EXERCISE INSTRUCTIONS> Go through the records and extract every line with the word "CONTROL".

SUPPLIED MATERIAL>
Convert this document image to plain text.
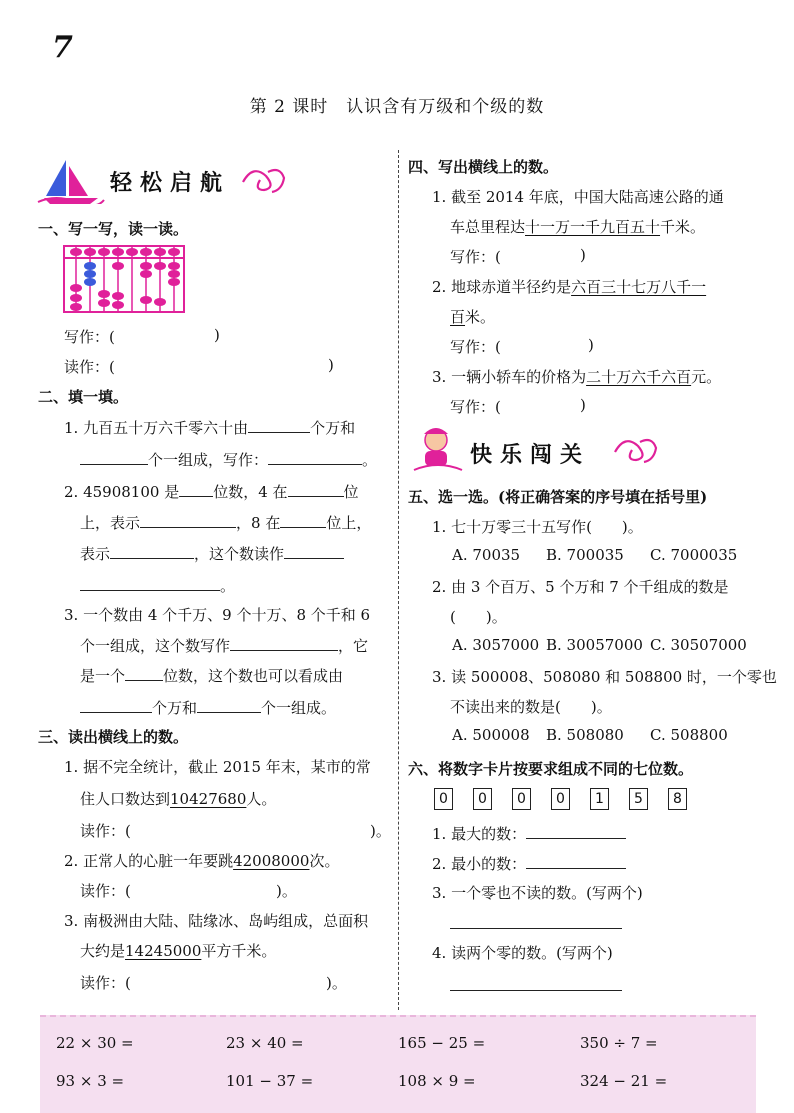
7
第 2 课时　认识含有万级和个级的数
轻松启航
一、写一写，读一读。
写作：(	)
读作：(	)
二、填一填。
1. 九百五十万六千零六十由	个万和
个一组成，写作：	。
2. 45908100 是 位数，4 在	位
上，表示	，8 在	位上，
表示	，这个数读作
。
3. 一个数由 4 个千万、9 个十万、8 个千和 6
个一组成，这个数写作	，它
是一个	位数，这个数也可以看成由
个万和	个一组成。
三、读出横线上的数。
1. 据不完全统计，截止 2015 年末，某市的常
住人口数达到10427680人。
读作：(	)。
2. 正常人的心脏一年要跳42008000次。
读作：(	)。
3. 南极洲由大陆、陆缘冰、岛屿组成，总面积
大约是14245000平方千米。
读作：(	)。
四、写出横线上的数。
1. 截至 2014 年底，中国大陆高速公路的通
车总里程达十一万一千九百五十千米。
写作：(	)
2. 地球赤道半径约是六百三十七万八千一
百米。
写作：(	)
3. 一辆小轿车的价格为二十万六千六百元。
写作：(	)
快乐闯关
五、选一选。(将正确答案的序号填在括号里)
1. 七十万零三十五写作(　　)。
A. 70035 B. 700035 C. 7000035
2. 由 3 个百万、5 个万和 7 个千组成的数是
(　　)。
A. 3057000 B. 30057000 C. 30507000
3. 读 500008、508080 和 508800 时，一个零也
不读出来的数是(　　)。
A. 500008 B. 508080 C. 508800
六、将数字卡片按要求组成不同的七位数。
0 0 0 0 1 5 8
1. 最大的数：
2. 最小的数：
3. 一个零也不读的数。(写两个)
4. 读两个零的数。(写两个)
22 × 30 =	23 × 40 =	165 − 25 =	350 ÷ 7 =
93 × 3 =	101 − 37 =	108 × 9 =	324 − 21 =
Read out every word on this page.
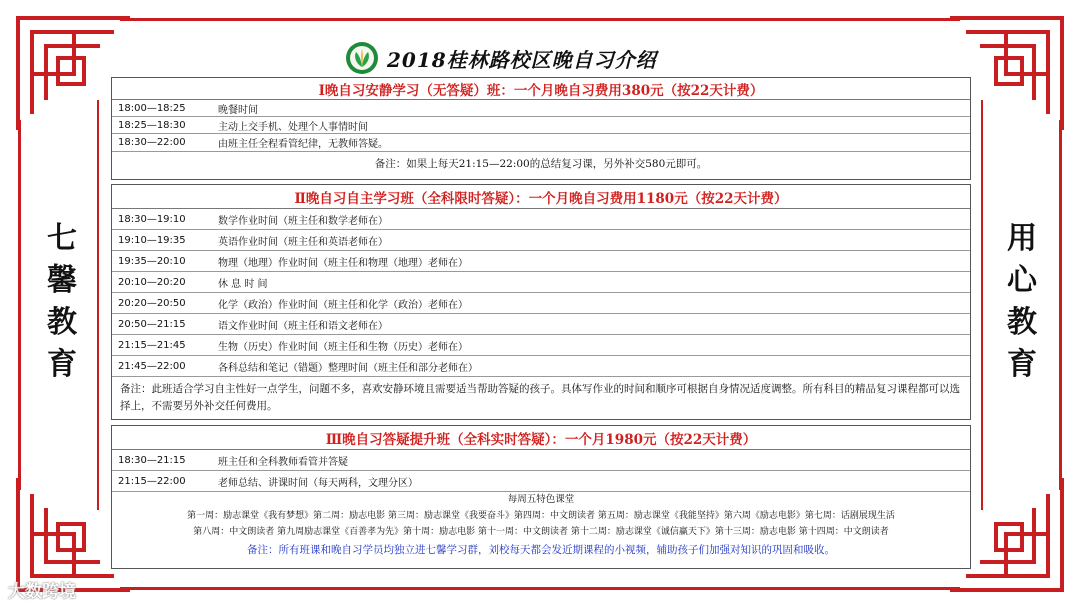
七
馨
教
育
用
心
教
育
2018桂林路校区晚自习介绍
Ⅰ晚自习安静学习（无答疑）班：一个月晚自习费用380元（按22天计费）
18:00—18:25	晚餐时间
18:25—18:30	主动上交手机、处理个人事情时间
18:30—22:00	由班主任全程看管纪律，无教师答疑。
备注：如果上每天21:15—22:00的总结复习课，另外补交580元即可。
Ⅱ晚自习自主学习班（全科限时答疑）：一个月晚自习费用1180元（按22天计费）
18:30—19:10	数学作业时间（班主任和数学老师在）
19:10—19:35	英语作业时间（班主任和英语老师在）
19:35—20:10	物理（地理）作业时间（班主任和物理（地理）老师在）
20:10—20:20	休 息 时 间
20:20—20:50	化学（政治）作业时间（班主任和化学（政治）老师在）
20:50—21:15	语文作业时间（班主任和语文老师在）
21:15—21:45	生物（历史）作业时间（班主任和生物（历史）老师在）
21:45—22:00	各科总结和笔记（错题）整理时间（班主任和部分老师在）
备注：此班适合学习自主性好一点学生，问题不多，喜欢安静环境且需要适当帮助答疑的孩子。具体写作业的时间和顺序可根据自身情况适度调整。所有科目的精品复习课程都可以选择上，不需要另外补交任何费用。
Ⅲ晚自习答疑提升班（全科实时答疑）：一个月1980元（按22天计费）
18:30—21:15	班主任和全科教师看管并答疑
21:15—22:00	老师总结、讲课时间（每天两科，文理分区）
每周五特色课堂
第一周：励志课堂《我有梦想》第二周：励志电影 第三周：励志课堂《我要奋斗》第四周：中文朗读者 第五周：励志课堂《我能坚持》第六周《励志电影》第七周：话剧展现生活
第八周：中文朗读者 第九周励志课堂《百善孝为先》第十周：励志电影 第十一周：中文朗读者 第十二周：励志课堂《诚信赢天下》第十三周：励志电影 第十四周：中文朗读者
备注：所有班课和晚自习学员均独立进七馨学习群，刘校每天都会发近期课程的小视频，辅助孩子们加强对知识的巩固和吸收。
大数跨境
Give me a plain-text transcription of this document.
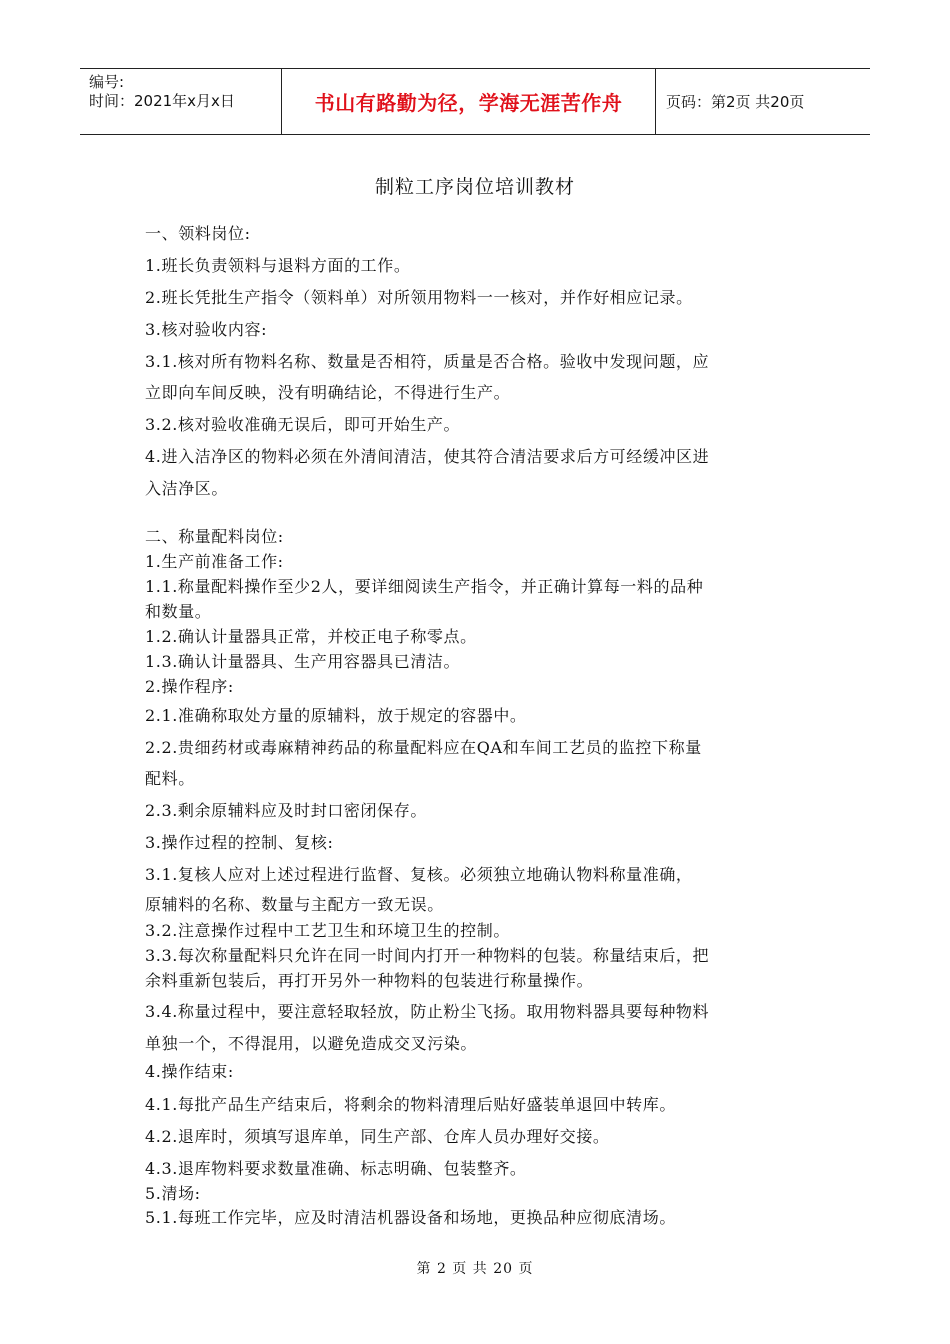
编号:
时间：2021年x月x日	书山有路勤为径，学海无涯苦作舟	页码：第2页 共20页
制粒工序岗位培训教材
一、领料岗位:
1.班长负责领料与退料方面的工作。
2.班长凭批生产指令（领料单）对所领用物料一一核对，并作好相应记录。
3.核对验收内容:
3.1.核对所有物料名称、数量是否相符，质量是否合格。验收中发现问题，应
立即向车间反映，没有明确结论，不得进行生产。
3.2.核对验收准确无误后，即可开始生产。
4.进入洁净区的物料必须在外清间清洁，使其符合清洁要求后方可经缓冲区进
入洁净区。
二、称量配料岗位:
1.生产前准备工作:
1.1.称量配料操作至少2人，要详细阅读生产指令，并正确计算每一料的品种
和数量。
1.2.确认计量器具正常，并校正电子称零点。
1.3.确认计量器具、生产用容器具已清洁。
2.操作程序:
2.1.准确称取处方量的原辅料，放于规定的容器中。
2.2.贵细药材或毒麻精神药品的称量配料应在QA和车间工艺员的监控下称量
配料。
2.3.剩余原辅料应及时封口密闭保存。
3.操作过程的控制、复核:
3.1.复核人应对上述过程进行监督、复核。必须独立地确认物料称量准确，
原辅料的名称、数量与主配方一致无误。
3.2.注意操作过程中工艺卫生和环境卫生的控制。
3.3.每次称量配料只允许在同一时间内打开一种物料的包装。称量结束后，把
余料重新包装后，再打开另外一种物料的包装进行称量操作。
3.4.称量过程中，要注意轻取轻放，防止粉尘飞扬。取用物料器具要每种物料
单独一个，不得混用，以避免造成交叉污染。
4.操作结束:
4.1.每批产品生产结束后，将剩余的物料清理后贴好盛装单退回中转库。
4.2.退库时，须填写退库单，同生产部、仓库人员办理好交接。
4.3.退库物料要求数量准确、标志明确、包装整齐。
5.清场:
5.1.每班工作完毕，应及时清洁机器设备和场地，更换品种应彻底清场。
第 2 页 共 20 页
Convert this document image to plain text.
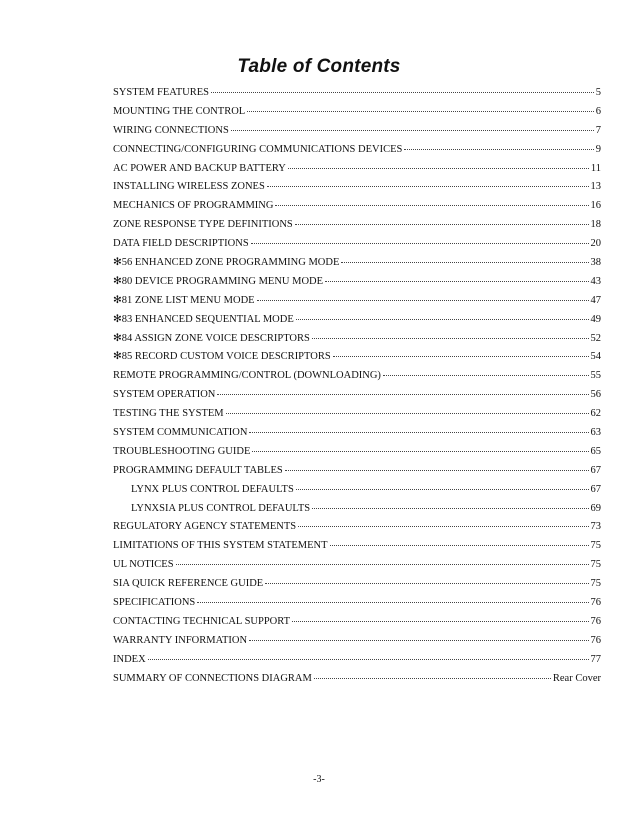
Table of Contents
SYSTEM FEATURES	5
MOUNTING THE CONTROL	6
WIRING CONNECTIONS	7
CONNECTING/CONFIGURING COMMUNICATIONS DEVICES	9
AC POWER AND BACKUP BATTERY	11
INSTALLING WIRELESS ZONES	13
MECHANICS OF PROGRAMMING	16
ZONE RESPONSE TYPE DEFINITIONS	18
DATA FIELD DESCRIPTIONS	20
✻56 ENHANCED ZONE PROGRAMMING MODE	38
✻80 DEVICE PROGRAMMING MENU MODE	43
✻81 ZONE LIST MENU MODE	47
✻83 ENHANCED SEQUENTIAL MODE	49
✻84 ASSIGN ZONE VOICE DESCRIPTORS	52
✻85 RECORD CUSTOM VOICE DESCRIPTORS	54
REMOTE PROGRAMMING/CONTROL (DOWNLOADING)	55
SYSTEM OPERATION	56
TESTING THE SYSTEM	62
SYSTEM COMMUNICATION	63
TROUBLESHOOTING GUIDE	65
PROGRAMMING DEFAULT TABLES	67
LYNX PLUS CONTROL DEFAULTS	67
LYNXSIA PLUS CONTROL DEFAULTS	69
REGULATORY AGENCY STATEMENTS	73
LIMITATIONS OF THIS SYSTEM STATEMENT	75
UL NOTICES	75
SIA QUICK REFERENCE GUIDE	75
SPECIFICATIONS	76
CONTACTING TECHNICAL SUPPORT	76
WARRANTY INFORMATION	76
INDEX	77
SUMMARY OF CONNECTIONS DIAGRAM	Rear Cover
-3-
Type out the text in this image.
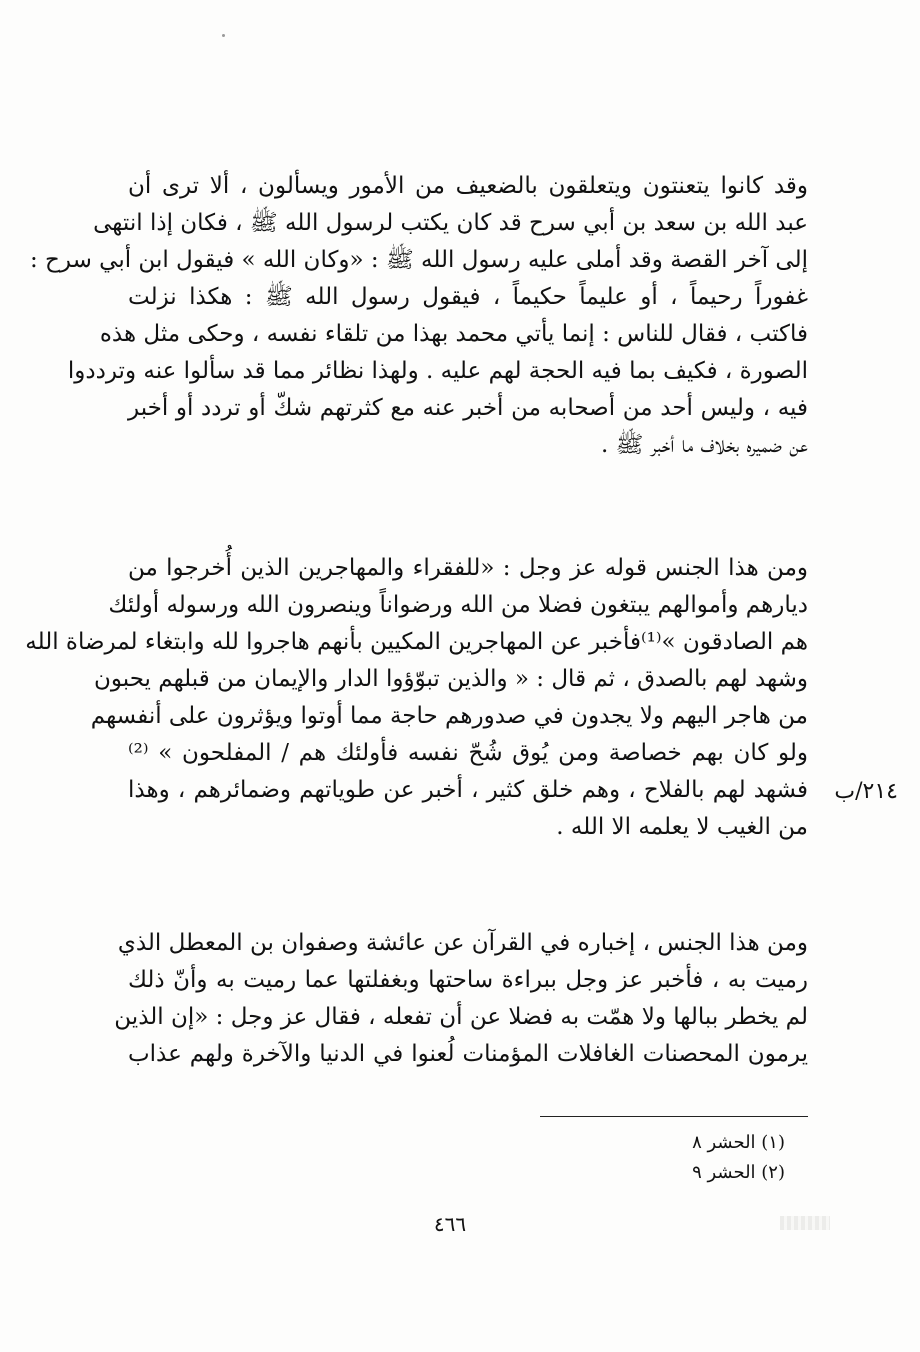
وقد كانوا يتعنتون ويتعلقون بالضعيف من الأمور ويسألون ، ألا ترى أن
عبد الله بن سعد بن أبي سرح قد كان يكتب لرسول الله ﷺ ، فكان إذا انتهى
إلى آخر القصة وقد أملى عليه رسول الله ﷺ : «وكان الله » فيقول ابن أبي سرح :
غفوراً رحيماً ، أو عليماً حكيماً ، فيقول رسول الله ﷺ : هكذا نزلت
فاكتب ، فقال للناس : إنما يأتي محمد بهذا من تلقاء نفسه ، وحكى مثل هذه
الصورة ، فكيف بما فيه الحجة لهم عليه . ولهذا نظائر مما قد سألوا عنه وترددوا
فيه ، وليس أحد من أصحابه من أخبر عنه مع كثرتهم شكّ أو تردد أو أخبر
عن ضميره بخلاف ما أخبر ﷺ .
ومن هذا الجنس قوله عز وجل : «للفقراء والمهاجرين الذين أُخرجوا من
ديارهم وأموالهم يبتغون فضلا من الله ورضواناً وينصرون الله ورسوله أولئك
هم الصادقون »⁽¹⁾فأخبر عن المهاجرين المكيين بأنهم هاجروا لله وابتغاء لمرضاة الله
وشهد لهم بالصدق ، ثم قال : « والذين تبوّؤوا الدار والإيمان من قبلهم يحبون
من هاجر اليهم ولا يجدون في صدورهم حاجة مما أوتوا ويؤثرون على أنفسهم
ولو كان بهم خصاصة ومن يُوق شُحّ نفسه فأولئك هم / المفلحون » ⁽²⁾
فشهد لهم بالفلاح ، وهم خلق كثير ، أخبر عن طوياتهم وضمائرهم ، وهذا
من الغيب لا يعلمه الا الله .
٢١٤/ب
ومن هذا الجنس ، إخباره في القرآن عن عائشة وصفوان بن المعطل الذي
رميت به ، فأخبر عز وجل ببراءة ساحتها وبغفلتها عما رميت به وأنّ ذلك
لم يخطر ببالها ولا همّت به فضلا عن أن تفعله ، فقال عز وجل : «إن الذين
يرمون المحصنات الغافلات المؤمنات لُعنوا في الدنيا والآخرة ولهم عذاب
(١) الحشر ٨
(٢) الحشر ٩
٤٦٦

RESULT OF THIS EXERCISE>
MOUNTING THE CONTROL	6
REMOTE PROGRAMMING/CONTROL (DOWNLOADING)	55
LYNX PLUS CONTROL DEFAULTS	67
LYNXSIA PLUS CONTROL DEFAULTS	69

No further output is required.